__To be done__. Please list all lines of the material below in which the string "naturreservat" occurs.

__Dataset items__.

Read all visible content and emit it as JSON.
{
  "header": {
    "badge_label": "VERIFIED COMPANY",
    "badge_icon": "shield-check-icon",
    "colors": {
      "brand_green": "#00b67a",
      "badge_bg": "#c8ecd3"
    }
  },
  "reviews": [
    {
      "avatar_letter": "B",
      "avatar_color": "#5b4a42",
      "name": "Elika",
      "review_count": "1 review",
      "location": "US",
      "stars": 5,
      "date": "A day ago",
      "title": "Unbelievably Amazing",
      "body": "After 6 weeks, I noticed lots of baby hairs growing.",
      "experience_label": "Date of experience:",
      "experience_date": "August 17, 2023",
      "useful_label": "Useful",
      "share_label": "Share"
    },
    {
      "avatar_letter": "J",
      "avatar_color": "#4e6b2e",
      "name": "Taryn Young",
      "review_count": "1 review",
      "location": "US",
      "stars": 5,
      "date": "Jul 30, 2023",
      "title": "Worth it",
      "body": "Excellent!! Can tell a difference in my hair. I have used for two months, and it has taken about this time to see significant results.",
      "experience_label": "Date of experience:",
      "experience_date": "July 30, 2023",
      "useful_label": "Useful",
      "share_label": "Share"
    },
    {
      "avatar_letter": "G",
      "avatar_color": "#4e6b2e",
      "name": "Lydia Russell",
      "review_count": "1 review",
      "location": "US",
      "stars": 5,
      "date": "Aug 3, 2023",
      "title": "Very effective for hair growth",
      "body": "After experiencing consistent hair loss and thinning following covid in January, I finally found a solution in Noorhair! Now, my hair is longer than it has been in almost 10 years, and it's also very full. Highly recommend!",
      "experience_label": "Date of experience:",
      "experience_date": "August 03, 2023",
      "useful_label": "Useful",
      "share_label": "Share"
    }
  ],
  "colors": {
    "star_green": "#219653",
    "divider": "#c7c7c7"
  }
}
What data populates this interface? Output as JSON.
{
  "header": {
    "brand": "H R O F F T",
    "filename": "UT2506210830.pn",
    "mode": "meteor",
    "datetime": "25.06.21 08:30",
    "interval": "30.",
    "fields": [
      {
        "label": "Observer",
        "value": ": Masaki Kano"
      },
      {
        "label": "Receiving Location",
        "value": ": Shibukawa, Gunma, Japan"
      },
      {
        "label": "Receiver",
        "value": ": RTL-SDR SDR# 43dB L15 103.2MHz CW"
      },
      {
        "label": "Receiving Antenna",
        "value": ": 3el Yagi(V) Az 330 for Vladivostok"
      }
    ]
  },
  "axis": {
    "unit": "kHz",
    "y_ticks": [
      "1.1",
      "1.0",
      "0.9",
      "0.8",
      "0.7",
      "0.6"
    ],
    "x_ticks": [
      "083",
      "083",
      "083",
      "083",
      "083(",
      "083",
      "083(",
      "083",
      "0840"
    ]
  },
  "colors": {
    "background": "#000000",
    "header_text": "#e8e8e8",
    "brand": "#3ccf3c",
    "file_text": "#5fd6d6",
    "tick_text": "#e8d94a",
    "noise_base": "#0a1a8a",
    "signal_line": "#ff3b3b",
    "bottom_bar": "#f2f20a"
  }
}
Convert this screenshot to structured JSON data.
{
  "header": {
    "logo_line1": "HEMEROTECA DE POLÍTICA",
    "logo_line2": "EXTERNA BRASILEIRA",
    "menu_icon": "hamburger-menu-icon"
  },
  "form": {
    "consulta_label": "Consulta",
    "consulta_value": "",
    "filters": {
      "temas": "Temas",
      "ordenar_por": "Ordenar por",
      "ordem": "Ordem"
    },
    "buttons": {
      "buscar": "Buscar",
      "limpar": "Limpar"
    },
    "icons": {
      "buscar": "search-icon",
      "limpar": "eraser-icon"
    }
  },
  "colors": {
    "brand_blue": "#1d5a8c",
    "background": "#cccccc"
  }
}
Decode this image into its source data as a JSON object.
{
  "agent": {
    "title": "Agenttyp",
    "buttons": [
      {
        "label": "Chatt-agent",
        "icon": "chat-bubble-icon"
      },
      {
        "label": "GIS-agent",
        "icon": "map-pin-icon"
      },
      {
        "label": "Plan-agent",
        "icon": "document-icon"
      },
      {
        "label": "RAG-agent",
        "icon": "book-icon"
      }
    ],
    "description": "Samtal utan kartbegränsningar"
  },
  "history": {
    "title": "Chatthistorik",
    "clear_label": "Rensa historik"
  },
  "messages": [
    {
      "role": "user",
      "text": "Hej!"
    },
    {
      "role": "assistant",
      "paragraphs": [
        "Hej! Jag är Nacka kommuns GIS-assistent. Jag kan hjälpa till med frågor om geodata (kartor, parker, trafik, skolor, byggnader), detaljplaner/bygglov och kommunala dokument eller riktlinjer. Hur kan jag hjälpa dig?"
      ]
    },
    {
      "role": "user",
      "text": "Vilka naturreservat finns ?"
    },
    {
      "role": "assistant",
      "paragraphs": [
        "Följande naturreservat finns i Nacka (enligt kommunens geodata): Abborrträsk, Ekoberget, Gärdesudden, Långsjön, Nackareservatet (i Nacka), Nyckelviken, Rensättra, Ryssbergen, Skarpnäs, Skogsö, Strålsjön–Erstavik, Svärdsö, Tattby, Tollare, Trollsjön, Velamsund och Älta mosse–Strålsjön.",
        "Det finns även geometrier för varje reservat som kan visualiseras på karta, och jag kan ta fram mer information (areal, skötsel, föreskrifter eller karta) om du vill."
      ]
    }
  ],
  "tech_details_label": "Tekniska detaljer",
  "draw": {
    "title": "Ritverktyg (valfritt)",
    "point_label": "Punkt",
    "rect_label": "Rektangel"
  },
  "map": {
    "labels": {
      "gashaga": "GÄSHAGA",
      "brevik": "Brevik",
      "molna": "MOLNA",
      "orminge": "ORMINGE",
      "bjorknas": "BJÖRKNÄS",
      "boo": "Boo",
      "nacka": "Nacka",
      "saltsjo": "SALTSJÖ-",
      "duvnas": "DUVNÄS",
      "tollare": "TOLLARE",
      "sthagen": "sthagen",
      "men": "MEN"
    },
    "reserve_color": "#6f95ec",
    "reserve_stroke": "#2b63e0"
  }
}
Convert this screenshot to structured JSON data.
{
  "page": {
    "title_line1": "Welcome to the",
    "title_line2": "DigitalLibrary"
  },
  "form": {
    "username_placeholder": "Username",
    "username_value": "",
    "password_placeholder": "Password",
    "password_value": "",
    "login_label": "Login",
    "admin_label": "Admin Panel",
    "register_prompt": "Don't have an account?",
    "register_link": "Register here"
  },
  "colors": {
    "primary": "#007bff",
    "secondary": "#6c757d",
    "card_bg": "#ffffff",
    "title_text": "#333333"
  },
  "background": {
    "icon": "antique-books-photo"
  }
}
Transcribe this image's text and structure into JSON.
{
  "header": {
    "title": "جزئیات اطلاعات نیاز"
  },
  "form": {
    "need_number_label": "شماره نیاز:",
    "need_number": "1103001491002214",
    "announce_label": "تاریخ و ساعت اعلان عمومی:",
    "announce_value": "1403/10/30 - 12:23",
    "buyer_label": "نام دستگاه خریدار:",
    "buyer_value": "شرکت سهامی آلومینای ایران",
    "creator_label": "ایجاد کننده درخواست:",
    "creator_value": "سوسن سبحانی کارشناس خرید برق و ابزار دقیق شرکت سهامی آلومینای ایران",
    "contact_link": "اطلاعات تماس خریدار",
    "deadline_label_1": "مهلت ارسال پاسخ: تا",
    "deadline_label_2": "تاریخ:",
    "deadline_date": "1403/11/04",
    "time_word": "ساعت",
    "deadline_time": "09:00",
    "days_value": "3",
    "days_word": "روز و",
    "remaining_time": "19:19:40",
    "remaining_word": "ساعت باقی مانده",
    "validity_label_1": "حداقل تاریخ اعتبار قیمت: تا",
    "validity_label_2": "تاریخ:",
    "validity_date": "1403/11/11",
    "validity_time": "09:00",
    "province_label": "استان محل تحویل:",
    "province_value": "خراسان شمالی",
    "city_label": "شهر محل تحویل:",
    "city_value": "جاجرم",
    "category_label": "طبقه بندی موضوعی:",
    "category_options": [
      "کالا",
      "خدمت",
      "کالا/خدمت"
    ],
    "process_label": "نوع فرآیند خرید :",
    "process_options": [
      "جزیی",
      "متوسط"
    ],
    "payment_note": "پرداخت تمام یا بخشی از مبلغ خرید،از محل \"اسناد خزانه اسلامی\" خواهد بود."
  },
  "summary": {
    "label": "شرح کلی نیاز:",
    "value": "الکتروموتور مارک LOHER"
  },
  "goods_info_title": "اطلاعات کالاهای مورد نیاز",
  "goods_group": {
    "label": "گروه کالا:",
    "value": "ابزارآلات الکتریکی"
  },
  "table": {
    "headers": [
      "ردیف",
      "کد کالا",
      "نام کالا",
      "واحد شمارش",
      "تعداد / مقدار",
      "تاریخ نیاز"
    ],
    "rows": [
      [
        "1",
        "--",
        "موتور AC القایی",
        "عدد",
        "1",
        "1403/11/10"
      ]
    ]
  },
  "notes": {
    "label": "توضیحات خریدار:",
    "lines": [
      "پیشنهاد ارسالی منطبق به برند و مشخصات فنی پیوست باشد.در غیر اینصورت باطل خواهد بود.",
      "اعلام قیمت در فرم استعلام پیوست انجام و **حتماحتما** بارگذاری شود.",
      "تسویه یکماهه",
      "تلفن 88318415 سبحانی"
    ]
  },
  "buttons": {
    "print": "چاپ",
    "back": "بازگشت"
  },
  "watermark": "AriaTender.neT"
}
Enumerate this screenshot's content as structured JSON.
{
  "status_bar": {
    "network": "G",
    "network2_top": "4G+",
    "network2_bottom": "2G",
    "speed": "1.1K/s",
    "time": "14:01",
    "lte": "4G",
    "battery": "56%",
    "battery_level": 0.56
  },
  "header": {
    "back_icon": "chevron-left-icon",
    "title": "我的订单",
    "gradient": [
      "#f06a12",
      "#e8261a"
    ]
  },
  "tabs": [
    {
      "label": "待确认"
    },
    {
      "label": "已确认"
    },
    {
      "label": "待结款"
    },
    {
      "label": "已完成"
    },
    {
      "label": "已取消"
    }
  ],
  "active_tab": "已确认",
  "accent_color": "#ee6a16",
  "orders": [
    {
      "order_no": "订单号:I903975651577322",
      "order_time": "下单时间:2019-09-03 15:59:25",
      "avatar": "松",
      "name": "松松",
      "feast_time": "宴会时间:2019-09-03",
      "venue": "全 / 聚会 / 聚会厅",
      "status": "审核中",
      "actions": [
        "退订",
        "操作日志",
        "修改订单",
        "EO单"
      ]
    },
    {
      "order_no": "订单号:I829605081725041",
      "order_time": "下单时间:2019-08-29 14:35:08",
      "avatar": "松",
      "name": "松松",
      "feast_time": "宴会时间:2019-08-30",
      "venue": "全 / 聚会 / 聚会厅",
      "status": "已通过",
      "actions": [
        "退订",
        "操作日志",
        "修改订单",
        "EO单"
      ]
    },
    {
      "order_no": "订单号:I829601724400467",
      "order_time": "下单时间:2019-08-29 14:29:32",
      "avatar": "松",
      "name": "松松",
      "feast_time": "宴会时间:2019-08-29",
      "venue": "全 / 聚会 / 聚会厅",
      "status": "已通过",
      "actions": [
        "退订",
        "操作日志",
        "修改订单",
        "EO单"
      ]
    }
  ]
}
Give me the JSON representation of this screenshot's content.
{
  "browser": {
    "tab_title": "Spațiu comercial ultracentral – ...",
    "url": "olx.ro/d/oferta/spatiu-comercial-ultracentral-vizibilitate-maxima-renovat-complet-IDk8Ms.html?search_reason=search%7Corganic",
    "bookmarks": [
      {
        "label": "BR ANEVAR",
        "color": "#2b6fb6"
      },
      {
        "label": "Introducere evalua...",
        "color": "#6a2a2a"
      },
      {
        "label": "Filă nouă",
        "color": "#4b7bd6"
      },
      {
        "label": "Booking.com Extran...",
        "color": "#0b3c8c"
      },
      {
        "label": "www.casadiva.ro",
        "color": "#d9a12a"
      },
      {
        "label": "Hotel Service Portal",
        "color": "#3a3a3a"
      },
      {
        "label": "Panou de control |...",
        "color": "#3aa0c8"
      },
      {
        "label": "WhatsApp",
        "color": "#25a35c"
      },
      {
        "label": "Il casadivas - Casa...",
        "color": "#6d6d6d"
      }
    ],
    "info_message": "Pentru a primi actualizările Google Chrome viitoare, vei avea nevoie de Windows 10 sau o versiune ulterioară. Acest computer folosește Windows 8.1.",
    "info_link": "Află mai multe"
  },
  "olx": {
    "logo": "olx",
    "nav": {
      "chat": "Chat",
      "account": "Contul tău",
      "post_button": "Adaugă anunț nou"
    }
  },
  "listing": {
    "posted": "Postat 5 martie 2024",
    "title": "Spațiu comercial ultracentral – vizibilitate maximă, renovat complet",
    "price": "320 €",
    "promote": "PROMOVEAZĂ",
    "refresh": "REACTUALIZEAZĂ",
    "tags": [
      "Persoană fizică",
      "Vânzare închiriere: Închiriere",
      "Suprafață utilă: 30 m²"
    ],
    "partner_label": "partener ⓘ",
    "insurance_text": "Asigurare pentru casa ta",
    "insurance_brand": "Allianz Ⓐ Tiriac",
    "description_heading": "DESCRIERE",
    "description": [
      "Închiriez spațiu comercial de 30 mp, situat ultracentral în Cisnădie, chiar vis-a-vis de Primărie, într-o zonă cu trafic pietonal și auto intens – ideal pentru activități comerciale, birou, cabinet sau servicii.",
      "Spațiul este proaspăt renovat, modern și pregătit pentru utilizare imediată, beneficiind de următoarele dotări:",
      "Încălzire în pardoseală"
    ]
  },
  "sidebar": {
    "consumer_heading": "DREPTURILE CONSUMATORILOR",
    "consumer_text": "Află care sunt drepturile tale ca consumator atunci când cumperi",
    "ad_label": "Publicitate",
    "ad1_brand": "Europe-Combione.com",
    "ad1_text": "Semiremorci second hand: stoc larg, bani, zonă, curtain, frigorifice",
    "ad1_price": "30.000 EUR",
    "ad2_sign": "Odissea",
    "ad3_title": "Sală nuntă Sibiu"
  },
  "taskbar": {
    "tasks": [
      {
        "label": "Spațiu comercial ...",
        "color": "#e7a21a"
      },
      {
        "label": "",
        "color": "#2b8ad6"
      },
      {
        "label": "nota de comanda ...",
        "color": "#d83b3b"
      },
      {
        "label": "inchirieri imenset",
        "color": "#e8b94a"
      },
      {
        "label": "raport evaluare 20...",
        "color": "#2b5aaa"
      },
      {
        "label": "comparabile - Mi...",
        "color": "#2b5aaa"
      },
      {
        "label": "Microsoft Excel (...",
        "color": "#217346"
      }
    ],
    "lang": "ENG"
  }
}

__Written answer__.
      "text": "Vilka naturreservat finns ?"
        "Följande naturreservat finns i Nacka (enligt kommunens geodata): Abborrträsk, Ekoberget, Gärdesudden, Långsjön, Nackareservatet (i Nacka), Nyckelviken, Rensättra, Ryssbergen, Skarpnäs, Skogsö, Strålsjön–Erstavik, Svärdsö, Tattby, Tollare, Trollsjön, Velamsund och Älta mosse–Strålsjön.",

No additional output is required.